> Task prompt:
Give only the number of lines that include the string "title".

> Data entries for graphics:

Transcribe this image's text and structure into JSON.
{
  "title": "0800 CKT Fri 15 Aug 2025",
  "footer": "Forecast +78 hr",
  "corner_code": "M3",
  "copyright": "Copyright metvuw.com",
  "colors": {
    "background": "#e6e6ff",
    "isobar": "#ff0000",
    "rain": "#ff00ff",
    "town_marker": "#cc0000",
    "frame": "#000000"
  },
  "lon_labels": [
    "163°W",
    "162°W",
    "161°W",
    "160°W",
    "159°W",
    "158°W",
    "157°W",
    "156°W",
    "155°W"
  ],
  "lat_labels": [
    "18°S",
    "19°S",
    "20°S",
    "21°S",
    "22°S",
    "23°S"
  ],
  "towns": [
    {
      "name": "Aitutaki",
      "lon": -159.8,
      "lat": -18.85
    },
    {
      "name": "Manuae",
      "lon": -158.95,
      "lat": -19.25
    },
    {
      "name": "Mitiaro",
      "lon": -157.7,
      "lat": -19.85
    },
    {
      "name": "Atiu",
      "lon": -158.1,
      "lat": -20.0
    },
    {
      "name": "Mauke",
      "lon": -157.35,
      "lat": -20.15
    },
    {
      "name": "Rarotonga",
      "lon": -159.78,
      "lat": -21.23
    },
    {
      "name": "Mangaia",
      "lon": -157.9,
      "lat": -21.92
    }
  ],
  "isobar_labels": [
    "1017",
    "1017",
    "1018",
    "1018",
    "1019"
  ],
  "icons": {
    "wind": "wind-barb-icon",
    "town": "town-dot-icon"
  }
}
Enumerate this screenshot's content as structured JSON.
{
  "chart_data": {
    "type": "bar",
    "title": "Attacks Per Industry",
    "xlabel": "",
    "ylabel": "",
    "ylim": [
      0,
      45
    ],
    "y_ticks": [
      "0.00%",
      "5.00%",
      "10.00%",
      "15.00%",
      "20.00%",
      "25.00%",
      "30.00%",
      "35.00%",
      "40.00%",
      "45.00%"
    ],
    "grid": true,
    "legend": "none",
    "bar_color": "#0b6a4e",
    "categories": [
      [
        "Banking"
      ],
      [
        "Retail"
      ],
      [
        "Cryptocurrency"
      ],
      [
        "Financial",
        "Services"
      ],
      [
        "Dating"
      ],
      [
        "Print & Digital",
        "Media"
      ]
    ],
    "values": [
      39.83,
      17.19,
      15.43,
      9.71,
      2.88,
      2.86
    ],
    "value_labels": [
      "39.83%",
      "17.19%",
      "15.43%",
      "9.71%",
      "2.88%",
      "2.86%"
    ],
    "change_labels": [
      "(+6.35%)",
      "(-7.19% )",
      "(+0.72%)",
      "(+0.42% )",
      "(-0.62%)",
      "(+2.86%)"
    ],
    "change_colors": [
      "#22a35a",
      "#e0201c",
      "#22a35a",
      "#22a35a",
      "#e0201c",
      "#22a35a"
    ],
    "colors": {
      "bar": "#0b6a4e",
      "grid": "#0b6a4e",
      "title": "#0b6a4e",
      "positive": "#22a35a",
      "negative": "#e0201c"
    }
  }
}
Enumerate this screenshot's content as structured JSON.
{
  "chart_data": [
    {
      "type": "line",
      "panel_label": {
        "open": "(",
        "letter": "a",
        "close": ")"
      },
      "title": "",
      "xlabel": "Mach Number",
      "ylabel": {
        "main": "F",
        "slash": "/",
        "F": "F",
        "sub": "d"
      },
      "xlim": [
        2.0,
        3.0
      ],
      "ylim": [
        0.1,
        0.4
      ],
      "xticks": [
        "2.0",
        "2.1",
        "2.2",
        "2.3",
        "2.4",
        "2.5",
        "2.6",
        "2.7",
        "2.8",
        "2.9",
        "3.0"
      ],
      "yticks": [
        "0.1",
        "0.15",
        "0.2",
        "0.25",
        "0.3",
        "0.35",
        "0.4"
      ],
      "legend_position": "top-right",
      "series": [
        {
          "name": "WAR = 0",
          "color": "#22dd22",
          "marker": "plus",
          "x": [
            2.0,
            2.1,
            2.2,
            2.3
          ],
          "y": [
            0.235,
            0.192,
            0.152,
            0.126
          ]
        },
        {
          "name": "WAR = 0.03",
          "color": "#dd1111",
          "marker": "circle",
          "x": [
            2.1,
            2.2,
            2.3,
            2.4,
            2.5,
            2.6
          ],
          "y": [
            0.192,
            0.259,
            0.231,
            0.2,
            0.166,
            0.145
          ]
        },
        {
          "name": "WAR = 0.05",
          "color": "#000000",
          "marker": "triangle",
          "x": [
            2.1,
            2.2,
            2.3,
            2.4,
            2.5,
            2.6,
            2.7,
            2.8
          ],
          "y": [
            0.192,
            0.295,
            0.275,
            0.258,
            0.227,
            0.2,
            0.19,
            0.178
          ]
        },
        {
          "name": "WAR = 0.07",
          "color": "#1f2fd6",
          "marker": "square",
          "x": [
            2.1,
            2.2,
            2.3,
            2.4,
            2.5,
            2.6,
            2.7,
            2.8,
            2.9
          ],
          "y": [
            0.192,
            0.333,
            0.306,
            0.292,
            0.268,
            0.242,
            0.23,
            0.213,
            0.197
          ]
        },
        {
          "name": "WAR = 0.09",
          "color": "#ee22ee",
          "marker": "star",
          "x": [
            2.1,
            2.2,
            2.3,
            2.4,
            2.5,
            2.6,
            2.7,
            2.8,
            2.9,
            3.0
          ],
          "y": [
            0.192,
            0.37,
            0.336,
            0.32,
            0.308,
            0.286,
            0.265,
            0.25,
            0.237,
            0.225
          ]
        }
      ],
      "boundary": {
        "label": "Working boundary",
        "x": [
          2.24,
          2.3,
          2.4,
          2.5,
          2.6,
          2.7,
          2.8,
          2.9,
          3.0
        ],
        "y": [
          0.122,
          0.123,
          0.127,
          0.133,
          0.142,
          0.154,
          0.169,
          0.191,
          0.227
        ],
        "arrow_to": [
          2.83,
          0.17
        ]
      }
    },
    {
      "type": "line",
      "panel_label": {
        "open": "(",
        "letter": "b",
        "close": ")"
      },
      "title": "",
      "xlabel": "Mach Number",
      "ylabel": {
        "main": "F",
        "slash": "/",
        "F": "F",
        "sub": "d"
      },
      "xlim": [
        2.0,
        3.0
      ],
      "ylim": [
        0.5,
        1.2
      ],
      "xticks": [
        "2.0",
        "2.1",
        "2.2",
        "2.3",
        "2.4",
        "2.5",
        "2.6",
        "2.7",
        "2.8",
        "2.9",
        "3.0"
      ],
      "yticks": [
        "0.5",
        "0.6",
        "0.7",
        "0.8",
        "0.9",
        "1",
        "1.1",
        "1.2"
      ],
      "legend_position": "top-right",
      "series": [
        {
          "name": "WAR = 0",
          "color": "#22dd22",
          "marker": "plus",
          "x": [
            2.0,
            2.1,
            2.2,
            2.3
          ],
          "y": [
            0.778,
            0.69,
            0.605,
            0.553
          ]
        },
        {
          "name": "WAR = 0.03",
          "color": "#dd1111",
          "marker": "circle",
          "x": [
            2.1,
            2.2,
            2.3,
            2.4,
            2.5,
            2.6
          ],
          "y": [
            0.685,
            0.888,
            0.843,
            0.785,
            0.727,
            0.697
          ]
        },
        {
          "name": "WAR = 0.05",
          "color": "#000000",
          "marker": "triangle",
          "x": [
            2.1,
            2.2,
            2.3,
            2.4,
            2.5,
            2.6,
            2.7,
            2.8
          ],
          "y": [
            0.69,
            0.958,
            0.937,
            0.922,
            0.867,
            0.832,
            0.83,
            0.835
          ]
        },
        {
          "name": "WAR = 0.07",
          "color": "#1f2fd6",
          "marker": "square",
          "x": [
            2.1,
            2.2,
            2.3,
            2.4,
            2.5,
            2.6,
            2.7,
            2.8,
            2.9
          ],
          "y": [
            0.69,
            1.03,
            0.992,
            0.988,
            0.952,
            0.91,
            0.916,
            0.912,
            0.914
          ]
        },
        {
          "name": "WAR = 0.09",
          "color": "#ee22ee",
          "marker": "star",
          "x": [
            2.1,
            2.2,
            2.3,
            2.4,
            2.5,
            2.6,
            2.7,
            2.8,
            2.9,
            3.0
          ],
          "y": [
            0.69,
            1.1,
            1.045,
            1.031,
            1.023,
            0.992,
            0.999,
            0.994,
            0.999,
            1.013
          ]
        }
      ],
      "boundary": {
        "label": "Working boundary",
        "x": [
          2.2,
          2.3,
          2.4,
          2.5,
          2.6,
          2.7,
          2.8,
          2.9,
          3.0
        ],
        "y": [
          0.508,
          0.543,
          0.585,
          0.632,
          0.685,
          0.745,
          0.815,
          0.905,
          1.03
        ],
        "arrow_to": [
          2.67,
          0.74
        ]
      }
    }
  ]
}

> Exercise response:
5